**Data for this exercise:**
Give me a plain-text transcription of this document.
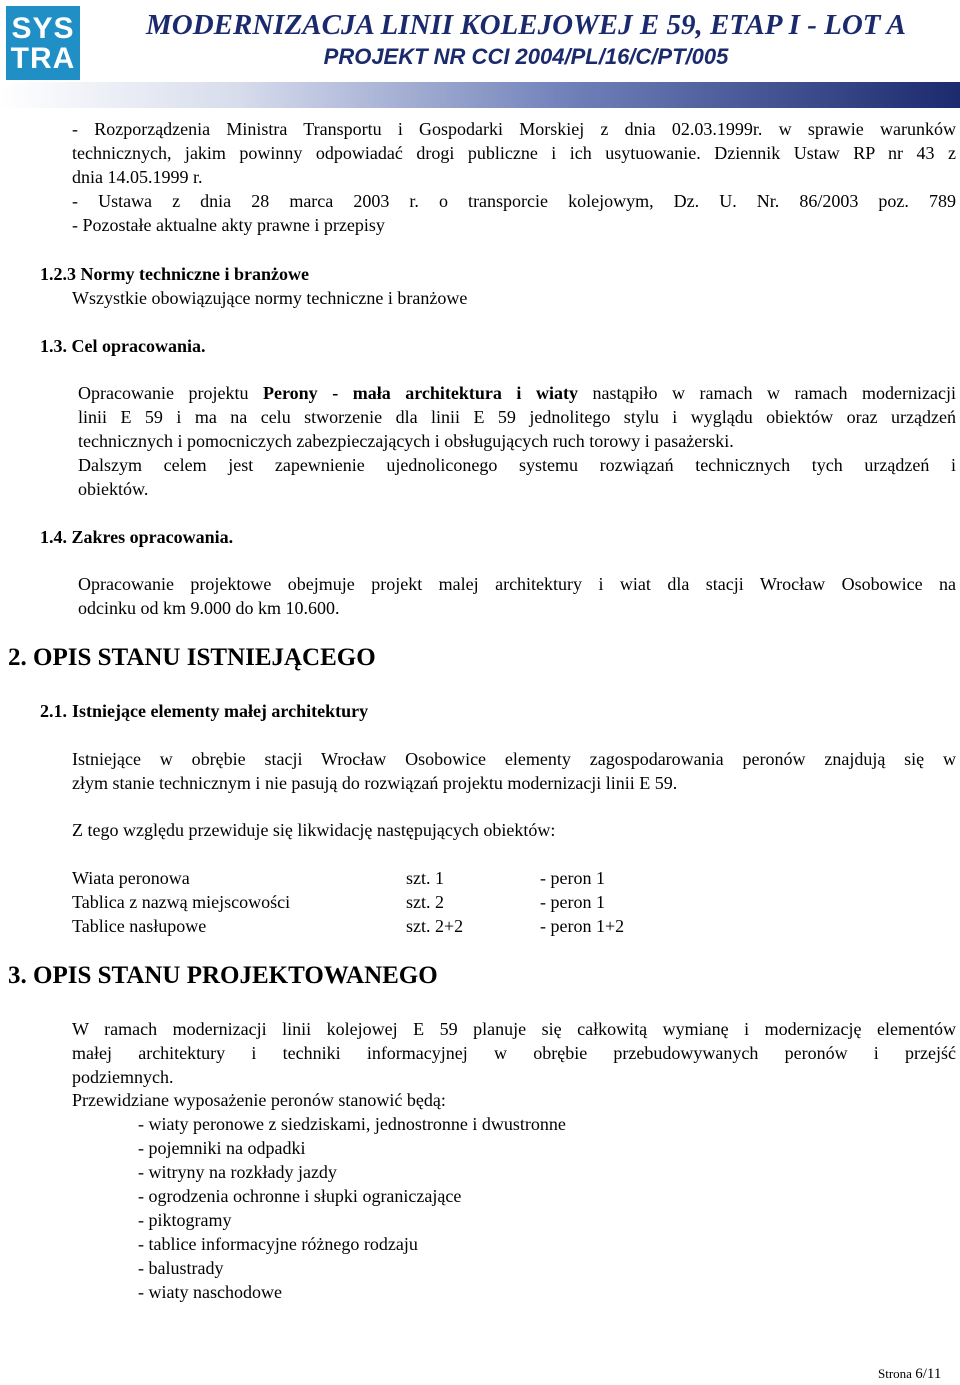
SYS
TRA
MODERNIZACJA LINII KOLEJOWEJ E 59, ETAP I - LOT A
PROJEKT NR CCI 2004/PL/16/C/PT/005
- Rozporządzenia Ministra Transportu i Gospodarki Morskiej z dnia 02.03.1999r. w sprawie warunków
technicznych, jakim powinny odpowiadać drogi publiczne i ich usytuowanie. Dziennik Ustaw RP nr 43 z
dnia 14.05.1999 r.
- Ustawa z dnia 28 marca 2003 r. o transporcie kolejowym, Dz. U. Nr. 86/2003 poz. 789
- Pozostałe aktualne akty prawne i przepisy
1.2.3 Normy techniczne i branżowe
Wszystkie obowiązujące normy techniczne i branżowe
1.3. Cel opracowania.
Opracowanie projektu Perony - mała architektura i wiaty nastąpiło w ramach w ramach modernizacji
linii E 59 i ma na celu stworzenie dla linii E 59 jednolitego stylu i wyglądu obiektów oraz urządzeń
technicznych i pomocniczych zabezpieczających i obsługujących ruch torowy i pasażerski.
Dalszym celem jest zapewnienie ujednoliconego systemu rozwiązań technicznych tych urządzeń i
obiektów.
1.4. Zakres opracowania.
Opracowanie projektowe obejmuje projekt malej architektury i wiat dla stacji Wrocław Osobowice na
odcinku od km 9.000 do km 10.600.
2. OPIS STANU ISTNIEJĄCEGO
2.1. Istniejące elementy małej architektury
Istniejące w obrębie stacji Wrocław Osobowice elementy zagospodarowania peronów znajdują się w
złym stanie technicznym i nie pasują do rozwiązań projektu modernizacji linii E 59.
Z tego względu przewiduje się likwidację następujących obiektów:
Wiata peronowa	szt. 1	- peron 1
Tablica z nazwą miejscowości	szt. 2	- peron 1
Tablice nasłupowe	szt. 2+2	- peron 1+2
3. OPIS STANU PROJEKTOWANEGO
W ramach modernizacji linii kolejowej E 59 planuje się całkowitą wymianę i modernizację elementów
małej architektury i techniki informacyjnej w obrębie przebudowywanych peronów i przejść
podziemnych.
Przewidziane wyposażenie peronów stanowić będą:
- wiaty peronowe z siedziskami, jednostronne i dwustronne
- pojemniki na odpadki
- witryny na rozkłady jazdy
- ogrodzenia ochronne i słupki ograniczające
- piktogramy
- tablice informacyjne różnego rodzaju
- balustrady
- wiaty naschodowe
Strona 6/11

**Work required:**
Copy the entries above faithfully and omit every image.

**Answer in full:**
Give me a plain-text transcription of this document.
SYS
TRA
MODERNIZACJA LINII KOLEJOWEJ E 59, ETAP I - LOT A
PROJEKT NR CCI 2004/PL/16/C/PT/005
- Rozporządzenia Ministra Transportu i Gospodarki Morskiej z dnia 02.03.1999r. w sprawie warunków
technicznych, jakim powinny odpowiadać drogi publiczne i ich usytuowanie. Dziennik Ustaw RP nr 43 z
dnia 14.05.1999 r.
- Ustawa z dnia 28 marca 2003 r. o transporcie kolejowym, Dz. U. Nr. 86/2003 poz. 789
- Pozostałe aktualne akty prawne i przepisy
1.2.3 Normy techniczne i branżowe
Wszystkie obowiązujące normy techniczne i branżowe
1.3. Cel opracowania.
Opracowanie projektu Perony - mała architektura i wiaty nastąpiło w ramach w ramach modernizacji
linii E 59 i ma na celu stworzenie dla linii E 59 jednolitego stylu i wyglądu obiektów oraz urządzeń
technicznych i pomocniczych zabezpieczających i obsługujących ruch torowy i pasażerski.
Dalszym celem jest zapewnienie ujednoliconego systemu rozwiązań technicznych tych urządzeń i
obiektów.
1.4. Zakres opracowania.
Opracowanie projektowe obejmuje projekt malej architektury i wiat dla stacji Wrocław Osobowice na
odcinku od km 9.000 do km 10.600.
2. OPIS STANU ISTNIEJĄCEGO
2.1. Istniejące elementy małej architektury
Istniejące w obrębie stacji Wrocław Osobowice elementy zagospodarowania peronów znajdują się w
złym stanie technicznym i nie pasują do rozwiązań projektu modernizacji linii E 59.
Z tego względu przewiduje się likwidację następujących obiektów:
Wiata peronowa	szt. 1	- peron 1
Tablica z nazwą miejscowości	szt. 2	- peron 1
Tablice nasłupowe	szt. 2+2	- peron 1+2
3. OPIS STANU PROJEKTOWANEGO
W ramach modernizacji linii kolejowej E 59 planuje się całkowitą wymianę i modernizację elementów
małej architektury i techniki informacyjnej w obrębie przebudowywanych peronów i przejść
podziemnych.
Przewidziane wyposażenie peronów stanowić będą:
- wiaty peronowe z siedziskami, jednostronne i dwustronne
- pojemniki na odpadki
- witryny na rozkłady jazdy
- ogrodzenia ochronne i słupki ograniczające
- piktogramy
- tablice informacyjne różnego rodzaju
- balustrady
- wiaty naschodowe
Strona 6/11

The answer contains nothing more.